● Exercise input
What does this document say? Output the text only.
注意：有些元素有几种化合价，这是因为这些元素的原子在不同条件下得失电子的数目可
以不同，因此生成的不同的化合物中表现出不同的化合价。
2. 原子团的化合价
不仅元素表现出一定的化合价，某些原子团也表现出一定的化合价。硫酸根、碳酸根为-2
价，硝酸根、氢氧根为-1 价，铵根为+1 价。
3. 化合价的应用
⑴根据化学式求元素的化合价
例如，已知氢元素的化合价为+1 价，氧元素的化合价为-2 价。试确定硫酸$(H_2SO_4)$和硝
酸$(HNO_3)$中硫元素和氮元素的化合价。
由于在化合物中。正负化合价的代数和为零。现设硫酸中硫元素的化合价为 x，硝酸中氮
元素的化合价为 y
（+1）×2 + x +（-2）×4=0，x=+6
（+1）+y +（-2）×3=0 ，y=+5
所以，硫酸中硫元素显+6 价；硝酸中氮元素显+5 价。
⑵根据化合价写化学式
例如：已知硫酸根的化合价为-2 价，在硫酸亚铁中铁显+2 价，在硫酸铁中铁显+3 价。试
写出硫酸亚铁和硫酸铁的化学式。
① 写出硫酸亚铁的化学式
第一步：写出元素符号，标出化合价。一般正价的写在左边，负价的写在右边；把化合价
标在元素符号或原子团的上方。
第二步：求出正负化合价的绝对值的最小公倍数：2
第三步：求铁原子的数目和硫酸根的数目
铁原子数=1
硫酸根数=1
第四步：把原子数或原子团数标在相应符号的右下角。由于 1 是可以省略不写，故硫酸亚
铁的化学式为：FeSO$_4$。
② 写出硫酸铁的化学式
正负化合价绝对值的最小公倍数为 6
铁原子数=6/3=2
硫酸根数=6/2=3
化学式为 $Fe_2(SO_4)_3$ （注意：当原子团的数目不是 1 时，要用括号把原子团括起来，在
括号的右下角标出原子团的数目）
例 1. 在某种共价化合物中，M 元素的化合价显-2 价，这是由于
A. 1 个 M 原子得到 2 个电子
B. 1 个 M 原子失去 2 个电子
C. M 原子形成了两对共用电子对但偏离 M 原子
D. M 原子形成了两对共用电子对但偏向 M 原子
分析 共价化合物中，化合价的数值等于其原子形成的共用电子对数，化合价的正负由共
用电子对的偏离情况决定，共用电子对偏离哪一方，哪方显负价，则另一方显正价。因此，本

● To be done
Emit the records above again, exactly, with no line skipped.

● Final answer
What does this document say? Output the text only.
注意：有些元素有几种化合价，这是因为这些元素的原子在不同条件下得失电子的数目可
以不同，因此生成的不同的化合物中表现出不同的化合价。
2. 原子团的化合价
不仅元素表现出一定的化合价，某些原子团也表现出一定的化合价。硫酸根、碳酸根为-2
价，硝酸根、氢氧根为-1 价，铵根为+1 价。
3. 化合价的应用
⑴根据化学式求元素的化合价
例如，已知氢元素的化合价为+1 价，氧元素的化合价为-2 价。试确定硫酸$(H_2SO_4)$和硝
酸$(HNO_3)$中硫元素和氮元素的化合价。
由于在化合物中。正负化合价的代数和为零。现设硫酸中硫元素的化合价为 x，硝酸中氮
元素的化合价为 y
（+1）×2 + x +（-2）×4=0，x=+6
（+1）+y +（-2）×3=0 ，y=+5
所以，硫酸中硫元素显+6 价；硝酸中氮元素显+5 价。
⑵根据化合价写化学式
例如：已知硫酸根的化合价为-2 价，在硫酸亚铁中铁显+2 价，在硫酸铁中铁显+3 价。试
写出硫酸亚铁和硫酸铁的化学式。
① 写出硫酸亚铁的化学式
第一步：写出元素符号，标出化合价。一般正价的写在左边，负价的写在右边；把化合价
标在元素符号或原子团的上方。
第二步：求出正负化合价的绝对值的最小公倍数：2
第三步：求铁原子的数目和硫酸根的数目
铁原子数=1
硫酸根数=1
第四步：把原子数或原子团数标在相应符号的右下角。由于 1 是可以省略不写，故硫酸亚
铁的化学式为：FeSO$_4$。
② 写出硫酸铁的化学式
正负化合价绝对值的最小公倍数为 6
铁原子数=6/3=2
硫酸根数=6/2=3
化学式为 $Fe_2(SO_4)_3$ （注意：当原子团的数目不是 1 时，要用括号把原子团括起来，在
括号的右下角标出原子团的数目）
例 1. 在某种共价化合物中，M 元素的化合价显-2 价，这是由于
A. 1 个 M 原子得到 2 个电子
B. 1 个 M 原子失去 2 个电子
C. M 原子形成了两对共用电子对但偏离 M 原子
D. M 原子形成了两对共用电子对但偏向 M 原子
分析 共价化合物中，化合价的数值等于其原子形成的共用电子对数，化合价的正负由共
用电子对的偏离情况决定，共用电子对偏离哪一方，哪方显负价，则另一方显正价。因此，本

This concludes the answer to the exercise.